STATED TASK
Return exactly the span of lines that opens with the line containing "Output the text content of this document." and closes with the last line of the data, inclusive.

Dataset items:

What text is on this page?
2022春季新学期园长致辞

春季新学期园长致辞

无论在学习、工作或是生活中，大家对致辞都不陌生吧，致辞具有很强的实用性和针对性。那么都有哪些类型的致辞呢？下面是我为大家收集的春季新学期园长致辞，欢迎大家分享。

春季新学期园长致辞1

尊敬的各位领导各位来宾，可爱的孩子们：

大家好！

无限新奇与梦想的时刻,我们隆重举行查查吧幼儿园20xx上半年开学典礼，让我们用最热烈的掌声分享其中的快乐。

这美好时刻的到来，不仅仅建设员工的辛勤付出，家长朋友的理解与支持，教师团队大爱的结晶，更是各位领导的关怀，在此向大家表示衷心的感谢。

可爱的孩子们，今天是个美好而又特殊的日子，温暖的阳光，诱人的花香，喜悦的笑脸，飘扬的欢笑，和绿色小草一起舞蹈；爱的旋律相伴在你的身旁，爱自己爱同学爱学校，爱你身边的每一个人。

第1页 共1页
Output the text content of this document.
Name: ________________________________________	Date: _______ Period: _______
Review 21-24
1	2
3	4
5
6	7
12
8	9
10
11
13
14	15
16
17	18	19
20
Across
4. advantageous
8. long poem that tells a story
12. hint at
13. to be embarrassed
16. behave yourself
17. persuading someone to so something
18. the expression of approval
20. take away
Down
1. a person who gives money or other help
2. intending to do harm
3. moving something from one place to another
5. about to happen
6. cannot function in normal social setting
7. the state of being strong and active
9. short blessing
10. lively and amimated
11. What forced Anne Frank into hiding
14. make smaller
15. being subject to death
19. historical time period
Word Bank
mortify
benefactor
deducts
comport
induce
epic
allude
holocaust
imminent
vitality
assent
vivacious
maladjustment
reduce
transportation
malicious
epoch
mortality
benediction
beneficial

FINAL RESULT
Output the text content of this document.
Name: ________________________________________	Date: _______ Period: _______
Review 21-24
1	2
3	4
5
6	7
12
8	9
10
11
13
14	15
16
17	18	19
20
Across
4. advantageous
8. long poem that tells a story
12. hint at
13. to be embarrassed
16. behave yourself
17. persuading someone to so something
18. the expression of approval
20. take away
Down
1. a person who gives money or other help
2. intending to do harm
3. moving something from one place to another
5. about to happen
6. cannot function in normal social setting
7. the state of being strong and active
9. short blessing
10. lively and amimated
11. What forced Anne Frank into hiding
14. make smaller
15. being subject to death
19. historical time period
Word Bank
mortify
benefactor
deducts
comport
induce
epic
allude
holocaust
imminent
vitality
assent
vivacious
maladjustment
reduce
transportation
malicious
epoch
mortality
benediction
beneficial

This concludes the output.